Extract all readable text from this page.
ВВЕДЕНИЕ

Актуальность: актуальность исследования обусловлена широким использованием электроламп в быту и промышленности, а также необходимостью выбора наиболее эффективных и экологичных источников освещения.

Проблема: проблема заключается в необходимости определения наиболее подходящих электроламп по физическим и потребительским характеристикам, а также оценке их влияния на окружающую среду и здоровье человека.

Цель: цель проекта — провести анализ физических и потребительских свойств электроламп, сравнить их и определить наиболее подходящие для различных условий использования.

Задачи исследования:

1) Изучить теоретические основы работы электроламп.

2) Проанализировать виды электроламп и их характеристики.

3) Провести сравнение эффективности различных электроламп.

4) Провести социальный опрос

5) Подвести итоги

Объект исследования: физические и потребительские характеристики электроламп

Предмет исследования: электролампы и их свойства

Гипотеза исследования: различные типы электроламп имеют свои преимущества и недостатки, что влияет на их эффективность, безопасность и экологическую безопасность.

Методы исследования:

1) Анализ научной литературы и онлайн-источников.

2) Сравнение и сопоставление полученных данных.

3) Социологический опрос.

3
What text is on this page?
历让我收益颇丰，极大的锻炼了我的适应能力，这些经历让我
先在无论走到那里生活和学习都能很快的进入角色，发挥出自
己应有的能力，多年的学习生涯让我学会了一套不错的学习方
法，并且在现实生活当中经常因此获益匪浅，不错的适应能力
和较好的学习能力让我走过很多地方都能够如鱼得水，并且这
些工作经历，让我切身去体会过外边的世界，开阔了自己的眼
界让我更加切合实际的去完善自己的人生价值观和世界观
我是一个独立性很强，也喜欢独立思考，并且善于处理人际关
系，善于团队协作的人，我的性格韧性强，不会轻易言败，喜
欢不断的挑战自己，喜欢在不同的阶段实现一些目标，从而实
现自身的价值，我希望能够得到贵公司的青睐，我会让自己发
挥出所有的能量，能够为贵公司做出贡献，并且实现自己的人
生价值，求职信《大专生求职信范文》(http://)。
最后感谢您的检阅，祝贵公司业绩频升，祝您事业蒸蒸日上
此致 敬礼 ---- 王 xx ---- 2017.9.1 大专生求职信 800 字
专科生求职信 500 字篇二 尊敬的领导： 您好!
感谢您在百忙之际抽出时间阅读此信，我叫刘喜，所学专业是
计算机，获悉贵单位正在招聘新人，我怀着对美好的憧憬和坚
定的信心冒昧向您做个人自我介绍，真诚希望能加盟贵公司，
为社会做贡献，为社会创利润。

AIM = Go through the entries and repeat each one exactly.

COMPLETED EXERCISE =
Extract all readable text from this page.
ВВЕДЕНИЕ

Актуальность: актуальность исследования обусловлена широким использованием электроламп в быту и промышленности, а также необходимостью выбора наиболее эффективных и экологичных источников освещения.

Проблема: проблема заключается в необходимости определения наиболее подходящих электроламп по физическим и потребительским характеристикам, а также оценке их влияния на окружающую среду и здоровье человека.

Цель: цель проекта — провести анализ физических и потребительских свойств электроламп, сравнить их и определить наиболее подходящие для различных условий использования.

Задачи исследования:

1) Изучить теоретические основы работы электроламп.

2) Проанализировать виды электроламп и их характеристики.

3) Провести сравнение эффективности различных электроламп.

4) Провести социальный опрос

5) Подвести итоги

Объект исследования: физические и потребительские характеристики электроламп

Предмет исследования: электролампы и их свойства

Гипотеза исследования: различные типы электроламп имеют свои преимущества и недостатки, что влияет на их эффективность, безопасность и экологическую безопасность.

Методы исследования:

1) Анализ научной литературы и онлайн-источников.

2) Сравнение и сопоставление полученных данных.

3) Социологический опрос.

3
What text is on this page?
历让我收益颇丰，极大的锻炼了我的适应能力，这些经历让我
先在无论走到那里生活和学习都能很快的进入角色，发挥出自
己应有的能力，多年的学习生涯让我学会了一套不错的学习方
法，并且在现实生活当中经常因此获益匪浅，不错的适应能力
和较好的学习能力让我走过很多地方都能够如鱼得水，并且这
些工作经历，让我切身去体会过外边的世界，开阔了自己的眼
界让我更加切合实际的去完善自己的人生价值观和世界观
我是一个独立性很强，也喜欢独立思考，并且善于处理人际关
系，善于团队协作的人，我的性格韧性强，不会轻易言败，喜
欢不断的挑战自己，喜欢在不同的阶段实现一些目标，从而实
现自身的价值，我希望能够得到贵公司的青睐，我会让自己发
挥出所有的能量，能够为贵公司做出贡献，并且实现自己的人
生价值，求职信《大专生求职信范文》(http://)。
最后感谢您的检阅，祝贵公司业绩频升，祝您事业蒸蒸日上
此致 敬礼 ---- 王 xx ---- 2017.9.1 大专生求职信 800 字
专科生求职信 500 字篇二 尊敬的领导： 您好!
感谢您在百忙之际抽出时间阅读此信，我叫刘喜，所学专业是
计算机，获悉贵单位正在招聘新人，我怀着对美好的憧憬和坚
定的信心冒昧向您做个人自我介绍，真诚希望能加盟贵公司，
为社会做贡献，为社会创利润。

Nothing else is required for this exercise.